### Task statement
Compile every line that includes the word "области".

### Exercise inputs
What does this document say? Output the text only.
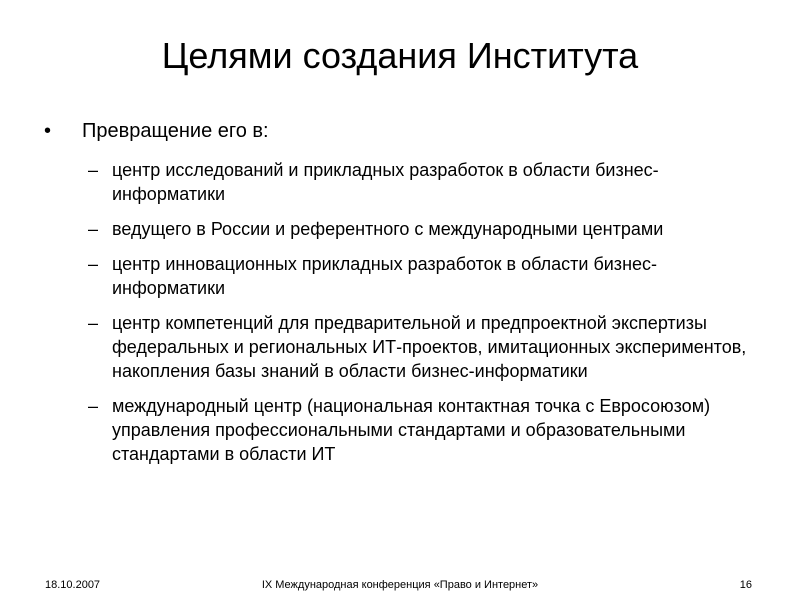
Целями создания Института
• Превращение его в:
– центр исследований и прикладных разработок в области бизнес-информатики
– ведущего в России и референтного с международными центрами
– центр инновационных прикладных разработок в области бизнес-информатики
– центр компетенций для предварительной и предпроектной экспертизы федеральных и региональных ИТ-проектов, имитационных экспериментов, накопления базы знаний в области бизнес-информатики
– международный центр (национальная контактная точка с Евросоюзом) управления профессиональными стандартами и образовательными стандартами в области ИТ
18.10.2007	IX Международная конференция «Право и Интернет»	16
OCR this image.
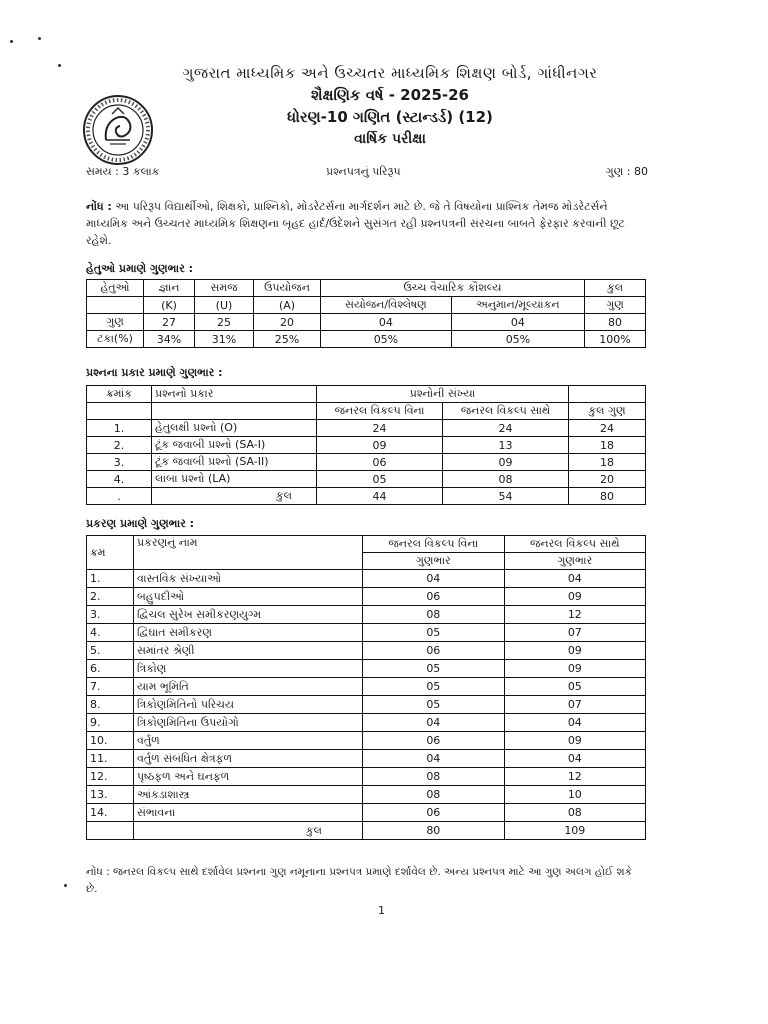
ગુજરાત માધ્યમિક અને ઉચ્ચતર માધ્યમિક શિક્ષણ બોર્ડ, ગાંધીનગર
શૈક્ષણિક વર્ષ - 2025-26
ધોરણ-10 ગણિત (સ્ટાન્ડર્ડ) (12)
વાર્ષિક પરીક્ષા
સમય : 3 કલાક	પ્રશ્નપત્રનું પરિરૂપ	ગુણ : 80
નોંધ : આ પરિરૂપ વિદ્યાર્થીઓ, શિક્ષકો, પ્રાશ્નિકો, મોડરેટર્સના માર્ગદર્શન માટે છે. જે તે વિષયોના પ્રાશ્નિક તેમજ મોડરેટર્સને માધ્યમિક અને ઉચ્ચતર માધ્યમિક શિક્ષણના બૃહદ હાર્દ/ઉદેશને સુસંગત રહી પ્રશ્નપત્રની સંરચના બાબતે ફેરફાર કરવાની છૂટ રહેશે.
હેતુઓ પ્રમાણે ગુણભાર :
હેતુઓ	જ્ઞાન	સમજ	ઉપયોજન	ઉચ્ચ વૈચારિક કૌશલ્ય		કુલ
	(K)	(U)	(A)	સંયોજન/વિશ્લેષણ	અનુમાન/મૂલ્યાંકન	ગુણ
ગુણ	27	25	20	04	04	80
ટકા(%)	34%	31%	25%	05%	05%	100%
પ્રશ્નના પ્રકાર પ્રમાણે ગુણભાર :
ક્રમાંક	પ્રશ્નનો પ્રકાર	પ્રશ્નોની સંખ્યા		
		જનરલ વિકલ્પ વિના	જનરલ વિકલ્પ સાથે	કુલ ગુણ
1.	હેતુલક્ષી પ્રશ્નો (O)	24	24	24
2.	ટૂંક જવાબી પ્રશ્નો (SA-I)	09	13	18
3.	ટૂંક જવાબી પ્રશ્નો (SA-II)	06	09	18
4.	લાંબા પ્રશ્નો (LA)	05	08	20
.	કુલ	44	54	80
પ્રકરણ પ્રમાણે ગુણભાર :
ક્રમ	પ્રકરણનું નામ	જનરલ વિકલ્પ વિના	જનરલ વિકલ્પ સાથે
		ગુણભાર	ગુણભાર
1.	વાસ્તવિક સંખ્યાઓ	04	04
2.	બહુપદીઓ	06	09
3.	દ્વિચલ સુરેખ સમીકરણયુગ્મ	08	12
4.	દ્વિઘાત સમીકરણ	05	07
5.	સમાંતર શ્રેણી	06	09
6.	ત્રિકોણ	05	09
7.	યામ ભૂમિતિ	05	05
8.	ત્રિકોણમિતિનો પરિચય	05	07
9.	ત્રિકોણમિતિના ઉપયોગો	04	04
10.	વર્તુળ	06	09
11.	વર્તુળ સંબંધિત ક્ષેત્રફળ	04	04
12.	પૃષ્ઠફળ અને ઘનફળ	08	12
13.	આંકડાશાસ્ત્ર	08	10
14.	સંભાવના	06	08
	કુલ	80	109
નોંધ : જનરલ વિકલ્પ સાથે દર્શાવેલ પ્રશ્નના ગુણ નમૂનાના પ્રશ્નપત્ર પ્રમાણે દર્શાવેલ છે. અન્ય પ્રશ્નપત્ર માટે આ ગુણ અલગ હોઈ શકે છે.
1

### The result
– центр исследований и прикладных разработок в области бизнес-информатики
– центр инновационных прикладных разработок в области бизнес-информатики
– центр компетенций для предварительной и предпроектной экспертизы федеральных и региональных ИТ-проектов, имитационных экспериментов, накопления базы знаний в области бизнес-информатики
– международный центр (национальная контактная точка с Евросоюзом) управления профессиональными стандартами и образовательными стандартами в области ИТ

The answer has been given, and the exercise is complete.